Spatial layout entries
○ ○ ○ ○ ○
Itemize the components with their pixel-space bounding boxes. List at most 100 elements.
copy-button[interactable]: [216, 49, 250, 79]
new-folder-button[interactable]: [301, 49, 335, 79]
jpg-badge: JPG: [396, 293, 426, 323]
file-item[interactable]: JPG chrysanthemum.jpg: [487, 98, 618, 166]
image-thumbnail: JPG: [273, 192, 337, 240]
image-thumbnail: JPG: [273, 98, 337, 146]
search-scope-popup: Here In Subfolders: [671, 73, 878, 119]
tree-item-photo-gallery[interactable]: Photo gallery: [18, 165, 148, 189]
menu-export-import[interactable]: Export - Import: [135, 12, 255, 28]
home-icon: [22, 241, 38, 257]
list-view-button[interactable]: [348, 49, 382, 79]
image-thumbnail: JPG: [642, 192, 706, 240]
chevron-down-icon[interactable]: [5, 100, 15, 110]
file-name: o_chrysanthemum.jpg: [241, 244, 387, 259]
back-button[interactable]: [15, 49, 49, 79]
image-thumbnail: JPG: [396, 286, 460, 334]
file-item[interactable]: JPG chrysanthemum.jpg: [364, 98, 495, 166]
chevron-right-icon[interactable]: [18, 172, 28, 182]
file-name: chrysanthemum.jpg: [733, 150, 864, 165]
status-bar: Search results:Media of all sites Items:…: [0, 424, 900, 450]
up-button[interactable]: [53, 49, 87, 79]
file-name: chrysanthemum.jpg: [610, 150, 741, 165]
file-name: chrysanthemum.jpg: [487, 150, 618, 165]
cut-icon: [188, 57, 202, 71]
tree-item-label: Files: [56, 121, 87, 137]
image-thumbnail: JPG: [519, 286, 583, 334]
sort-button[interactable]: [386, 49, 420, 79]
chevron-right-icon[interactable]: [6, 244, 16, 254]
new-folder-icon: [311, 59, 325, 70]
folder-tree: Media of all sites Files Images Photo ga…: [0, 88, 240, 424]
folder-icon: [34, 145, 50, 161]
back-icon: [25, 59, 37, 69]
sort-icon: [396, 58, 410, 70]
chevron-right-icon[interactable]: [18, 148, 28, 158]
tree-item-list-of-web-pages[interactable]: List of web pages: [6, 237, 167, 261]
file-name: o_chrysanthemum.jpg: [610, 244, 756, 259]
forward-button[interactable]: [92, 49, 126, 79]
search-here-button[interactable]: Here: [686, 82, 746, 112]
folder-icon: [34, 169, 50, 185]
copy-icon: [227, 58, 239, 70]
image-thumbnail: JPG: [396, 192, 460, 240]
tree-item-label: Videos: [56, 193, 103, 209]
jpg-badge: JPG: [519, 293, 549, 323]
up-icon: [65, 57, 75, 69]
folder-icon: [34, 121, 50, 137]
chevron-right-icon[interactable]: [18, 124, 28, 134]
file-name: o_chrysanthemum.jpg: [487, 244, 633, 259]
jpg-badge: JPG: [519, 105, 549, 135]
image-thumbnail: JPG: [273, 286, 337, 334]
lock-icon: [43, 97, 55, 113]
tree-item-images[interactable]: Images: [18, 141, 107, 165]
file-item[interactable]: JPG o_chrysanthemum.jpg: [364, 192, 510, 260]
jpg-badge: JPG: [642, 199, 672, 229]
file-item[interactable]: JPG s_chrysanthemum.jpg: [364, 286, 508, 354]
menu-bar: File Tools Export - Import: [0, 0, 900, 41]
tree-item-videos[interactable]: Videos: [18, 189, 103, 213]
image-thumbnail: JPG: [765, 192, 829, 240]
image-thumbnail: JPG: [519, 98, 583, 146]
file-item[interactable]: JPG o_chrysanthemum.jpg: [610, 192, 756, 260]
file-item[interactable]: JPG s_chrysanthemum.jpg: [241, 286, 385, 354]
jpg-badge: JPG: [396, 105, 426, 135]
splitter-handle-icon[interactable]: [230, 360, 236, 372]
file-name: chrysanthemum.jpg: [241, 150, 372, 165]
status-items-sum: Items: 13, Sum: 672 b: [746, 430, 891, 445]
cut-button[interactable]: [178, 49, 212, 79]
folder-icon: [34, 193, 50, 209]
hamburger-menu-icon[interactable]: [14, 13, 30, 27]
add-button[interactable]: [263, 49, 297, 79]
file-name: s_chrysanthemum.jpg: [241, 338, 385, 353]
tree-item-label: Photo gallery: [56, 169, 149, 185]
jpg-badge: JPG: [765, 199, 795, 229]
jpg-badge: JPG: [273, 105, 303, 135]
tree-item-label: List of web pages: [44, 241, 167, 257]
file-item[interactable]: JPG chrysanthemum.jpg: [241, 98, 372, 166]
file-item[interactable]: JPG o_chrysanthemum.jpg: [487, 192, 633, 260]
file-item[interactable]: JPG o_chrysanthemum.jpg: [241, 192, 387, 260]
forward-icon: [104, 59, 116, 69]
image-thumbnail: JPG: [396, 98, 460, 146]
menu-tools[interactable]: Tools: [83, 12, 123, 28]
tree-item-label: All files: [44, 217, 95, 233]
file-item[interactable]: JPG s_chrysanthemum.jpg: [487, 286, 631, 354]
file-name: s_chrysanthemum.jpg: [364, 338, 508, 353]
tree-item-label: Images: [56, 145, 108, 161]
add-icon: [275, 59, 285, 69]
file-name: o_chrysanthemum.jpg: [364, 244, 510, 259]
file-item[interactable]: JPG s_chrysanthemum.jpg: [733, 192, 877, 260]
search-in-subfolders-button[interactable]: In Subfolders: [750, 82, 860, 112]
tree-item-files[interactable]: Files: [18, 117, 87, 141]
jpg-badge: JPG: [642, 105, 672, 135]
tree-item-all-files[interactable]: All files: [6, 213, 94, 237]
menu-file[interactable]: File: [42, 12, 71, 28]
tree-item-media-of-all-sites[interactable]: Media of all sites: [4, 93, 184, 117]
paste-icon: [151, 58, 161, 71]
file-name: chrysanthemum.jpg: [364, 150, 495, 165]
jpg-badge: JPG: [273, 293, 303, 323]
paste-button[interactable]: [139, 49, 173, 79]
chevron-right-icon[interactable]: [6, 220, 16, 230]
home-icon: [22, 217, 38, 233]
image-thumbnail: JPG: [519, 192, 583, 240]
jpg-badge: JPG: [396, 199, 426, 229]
○ ○ ○ ○ ○
▶ _Stated task_: Extract the records word for word, starting at their first line and stopping after the line that contains "file-name: o_chrysanthemum.jpg: [610, 244, 756, 259]".

▶ _Response to the task_:
Itemize the components with their pixel-space bounding boxes. List at most 100 elements.
copy-button[interactable]: [216, 49, 250, 79]
new-folder-button[interactable]: [301, 49, 335, 79]
jpg-badge: JPG: [396, 293, 426, 323]
file-item[interactable]: JPG chrysanthemum.jpg: [487, 98, 618, 166]
image-thumbnail: JPG: [273, 192, 337, 240]
image-thumbnail: JPG: [273, 98, 337, 146]
search-scope-popup: Here In Subfolders: [671, 73, 878, 119]
tree-item-photo-gallery[interactable]: Photo gallery: [18, 165, 148, 189]
menu-export-import[interactable]: Export - Import: [135, 12, 255, 28]
home-icon: [22, 241, 38, 257]
list-view-button[interactable]: [348, 49, 382, 79]
image-thumbnail: JPG: [642, 192, 706, 240]
chevron-down-icon[interactable]: [5, 100, 15, 110]
file-name: o_chrysanthemum.jpg: [241, 244, 387, 259]
back-button[interactable]: [15, 49, 49, 79]
image-thumbnail: JPG: [396, 286, 460, 334]
file-item[interactable]: JPG chrysanthemum.jpg: [364, 98, 495, 166]
chevron-right-icon[interactable]: [18, 172, 28, 182]
file-name: chrysanthemum.jpg: [733, 150, 864, 165]
status-bar: Search results:Media of all sites Items:…: [0, 424, 900, 450]
up-button[interactable]: [53, 49, 87, 79]
file-name: chrysanthemum.jpg: [610, 150, 741, 165]
file-name: chrysanthemum.jpg: [487, 150, 618, 165]
cut-icon: [188, 57, 202, 71]
tree-item-label: Files: [56, 121, 87, 137]
image-thumbnail: JPG: [519, 286, 583, 334]
sort-button[interactable]: [386, 49, 420, 79]
chevron-right-icon[interactable]: [6, 244, 16, 254]
new-folder-icon: [311, 59, 325, 70]
folder-tree: Media of all sites Files Images Photo ga…: [0, 88, 240, 424]
folder-icon: [34, 145, 50, 161]
back-icon: [25, 59, 37, 69]
sort-icon: [396, 58, 410, 70]
chevron-right-icon[interactable]: [18, 148, 28, 158]
tree-item-list-of-web-pages[interactable]: List of web pages: [6, 237, 167, 261]
file-name: o_chrysanthemum.jpg: [610, 244, 756, 259]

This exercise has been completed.